» **Exercise objective**
Could you return, character for character and with nothing else, every line from the start of the items down to the line containing "photo-paragraph-2a: On Tuesday, the", including that line?

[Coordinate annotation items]
────────────────────

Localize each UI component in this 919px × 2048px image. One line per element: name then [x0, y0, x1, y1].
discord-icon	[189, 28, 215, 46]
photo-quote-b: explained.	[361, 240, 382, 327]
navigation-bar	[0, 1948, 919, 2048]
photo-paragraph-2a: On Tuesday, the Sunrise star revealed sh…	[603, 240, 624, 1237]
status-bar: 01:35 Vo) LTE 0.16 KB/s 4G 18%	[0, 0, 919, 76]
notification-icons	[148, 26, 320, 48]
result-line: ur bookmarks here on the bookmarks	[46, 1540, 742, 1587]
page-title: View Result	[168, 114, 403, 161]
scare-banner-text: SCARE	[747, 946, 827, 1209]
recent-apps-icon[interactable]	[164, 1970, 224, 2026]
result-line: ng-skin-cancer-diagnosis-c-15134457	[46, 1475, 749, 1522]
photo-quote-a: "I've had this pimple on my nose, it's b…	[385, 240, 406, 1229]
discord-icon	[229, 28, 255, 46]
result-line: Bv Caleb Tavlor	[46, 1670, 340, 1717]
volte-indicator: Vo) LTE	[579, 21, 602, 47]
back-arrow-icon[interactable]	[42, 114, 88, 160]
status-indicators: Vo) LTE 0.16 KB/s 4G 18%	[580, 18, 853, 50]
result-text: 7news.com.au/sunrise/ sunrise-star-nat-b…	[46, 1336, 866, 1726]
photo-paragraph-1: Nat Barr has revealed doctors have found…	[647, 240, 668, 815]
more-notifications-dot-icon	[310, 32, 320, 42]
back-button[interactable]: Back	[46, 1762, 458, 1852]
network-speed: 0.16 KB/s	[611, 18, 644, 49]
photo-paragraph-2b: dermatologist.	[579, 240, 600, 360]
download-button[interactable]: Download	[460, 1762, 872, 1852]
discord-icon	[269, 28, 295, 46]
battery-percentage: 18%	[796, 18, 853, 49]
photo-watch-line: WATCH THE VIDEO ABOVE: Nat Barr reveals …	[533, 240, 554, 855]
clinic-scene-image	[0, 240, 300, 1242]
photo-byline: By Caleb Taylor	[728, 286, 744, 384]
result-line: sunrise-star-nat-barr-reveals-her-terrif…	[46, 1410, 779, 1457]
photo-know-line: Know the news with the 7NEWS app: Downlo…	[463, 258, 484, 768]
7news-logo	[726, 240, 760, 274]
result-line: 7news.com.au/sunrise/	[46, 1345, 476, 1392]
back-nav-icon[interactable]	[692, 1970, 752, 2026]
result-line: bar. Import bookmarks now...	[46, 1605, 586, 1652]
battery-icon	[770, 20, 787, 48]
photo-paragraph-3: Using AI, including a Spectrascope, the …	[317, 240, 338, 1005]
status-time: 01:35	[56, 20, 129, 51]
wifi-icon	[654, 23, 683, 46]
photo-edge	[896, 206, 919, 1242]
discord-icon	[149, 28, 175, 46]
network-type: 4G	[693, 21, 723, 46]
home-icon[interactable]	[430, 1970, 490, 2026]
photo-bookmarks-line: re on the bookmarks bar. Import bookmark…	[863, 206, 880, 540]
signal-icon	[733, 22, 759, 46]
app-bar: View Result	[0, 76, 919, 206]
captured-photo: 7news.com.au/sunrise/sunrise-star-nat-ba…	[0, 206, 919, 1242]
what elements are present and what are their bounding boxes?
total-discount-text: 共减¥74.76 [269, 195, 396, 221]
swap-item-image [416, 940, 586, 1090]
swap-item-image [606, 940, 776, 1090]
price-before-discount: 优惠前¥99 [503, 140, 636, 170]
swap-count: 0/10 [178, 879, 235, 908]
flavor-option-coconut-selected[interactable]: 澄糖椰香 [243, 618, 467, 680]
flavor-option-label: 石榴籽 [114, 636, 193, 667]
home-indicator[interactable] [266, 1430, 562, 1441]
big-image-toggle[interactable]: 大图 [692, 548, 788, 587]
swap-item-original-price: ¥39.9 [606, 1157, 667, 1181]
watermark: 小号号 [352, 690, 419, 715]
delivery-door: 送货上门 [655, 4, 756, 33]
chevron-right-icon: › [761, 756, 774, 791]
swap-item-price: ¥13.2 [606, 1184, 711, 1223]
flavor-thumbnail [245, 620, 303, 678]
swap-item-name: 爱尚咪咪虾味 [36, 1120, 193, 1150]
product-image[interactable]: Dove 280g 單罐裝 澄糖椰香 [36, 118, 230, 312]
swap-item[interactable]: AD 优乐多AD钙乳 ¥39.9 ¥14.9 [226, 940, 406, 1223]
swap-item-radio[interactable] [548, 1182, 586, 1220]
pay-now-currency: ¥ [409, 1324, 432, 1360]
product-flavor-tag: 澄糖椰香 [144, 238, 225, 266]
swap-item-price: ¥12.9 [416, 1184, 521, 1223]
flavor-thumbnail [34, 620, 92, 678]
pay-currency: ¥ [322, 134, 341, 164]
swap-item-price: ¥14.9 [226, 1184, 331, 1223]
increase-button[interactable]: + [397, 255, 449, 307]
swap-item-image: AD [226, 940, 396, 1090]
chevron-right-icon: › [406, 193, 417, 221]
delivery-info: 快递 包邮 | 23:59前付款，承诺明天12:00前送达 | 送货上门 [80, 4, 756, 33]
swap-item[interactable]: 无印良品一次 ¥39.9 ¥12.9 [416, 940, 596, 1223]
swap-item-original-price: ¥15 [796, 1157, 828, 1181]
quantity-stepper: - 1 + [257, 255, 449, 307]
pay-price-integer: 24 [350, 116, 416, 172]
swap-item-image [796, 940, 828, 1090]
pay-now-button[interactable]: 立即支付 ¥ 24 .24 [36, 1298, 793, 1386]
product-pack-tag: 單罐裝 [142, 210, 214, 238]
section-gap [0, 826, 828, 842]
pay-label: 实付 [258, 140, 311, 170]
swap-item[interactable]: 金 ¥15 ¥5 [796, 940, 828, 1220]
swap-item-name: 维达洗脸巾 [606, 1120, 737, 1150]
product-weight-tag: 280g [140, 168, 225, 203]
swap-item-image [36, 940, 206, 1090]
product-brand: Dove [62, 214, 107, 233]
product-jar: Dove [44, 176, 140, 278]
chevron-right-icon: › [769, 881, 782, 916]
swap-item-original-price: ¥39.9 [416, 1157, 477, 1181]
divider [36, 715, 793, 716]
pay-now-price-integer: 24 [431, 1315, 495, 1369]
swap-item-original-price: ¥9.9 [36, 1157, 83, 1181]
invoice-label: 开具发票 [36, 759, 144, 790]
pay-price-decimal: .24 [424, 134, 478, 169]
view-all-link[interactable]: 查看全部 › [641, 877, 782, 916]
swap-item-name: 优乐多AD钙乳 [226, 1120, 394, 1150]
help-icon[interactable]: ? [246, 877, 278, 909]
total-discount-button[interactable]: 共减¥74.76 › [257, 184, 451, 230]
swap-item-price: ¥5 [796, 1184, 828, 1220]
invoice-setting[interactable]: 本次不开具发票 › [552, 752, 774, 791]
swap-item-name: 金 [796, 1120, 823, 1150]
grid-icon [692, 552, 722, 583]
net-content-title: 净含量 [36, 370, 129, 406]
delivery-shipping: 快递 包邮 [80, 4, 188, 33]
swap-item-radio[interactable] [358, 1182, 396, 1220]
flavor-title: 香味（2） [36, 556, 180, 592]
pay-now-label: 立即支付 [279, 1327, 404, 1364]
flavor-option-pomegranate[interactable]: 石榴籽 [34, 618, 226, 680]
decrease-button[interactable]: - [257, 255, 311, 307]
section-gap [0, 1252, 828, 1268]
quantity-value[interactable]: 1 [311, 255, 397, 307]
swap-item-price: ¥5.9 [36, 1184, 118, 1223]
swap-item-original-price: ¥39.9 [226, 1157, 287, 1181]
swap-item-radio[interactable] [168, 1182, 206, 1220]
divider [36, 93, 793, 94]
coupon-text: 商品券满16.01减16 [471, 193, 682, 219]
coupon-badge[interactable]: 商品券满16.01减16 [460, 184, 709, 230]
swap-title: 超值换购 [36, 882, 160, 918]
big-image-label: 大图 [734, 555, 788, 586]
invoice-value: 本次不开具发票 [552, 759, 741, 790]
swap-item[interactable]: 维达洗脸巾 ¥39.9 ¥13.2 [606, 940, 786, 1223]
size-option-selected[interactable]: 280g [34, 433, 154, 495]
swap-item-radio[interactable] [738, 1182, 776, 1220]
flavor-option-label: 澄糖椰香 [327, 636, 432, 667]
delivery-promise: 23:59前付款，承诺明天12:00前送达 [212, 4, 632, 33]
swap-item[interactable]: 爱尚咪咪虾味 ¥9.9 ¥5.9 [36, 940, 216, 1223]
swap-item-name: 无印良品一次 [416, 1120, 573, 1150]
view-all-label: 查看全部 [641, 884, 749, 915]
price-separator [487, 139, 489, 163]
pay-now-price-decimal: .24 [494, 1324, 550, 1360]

────────────────────

» **Exercise result**
Localize each UI component in this 919px × 2048px image. One line per element: name then [x0, y0, x1, y1].
discord-icon	[189, 28, 215, 46]
photo-quote-b: explained.	[361, 240, 382, 327]
navigation-bar	[0, 1948, 919, 2048]
photo-paragraph-2a: On Tuesday, the Sunrise star revealed sh…	[603, 240, 624, 1237]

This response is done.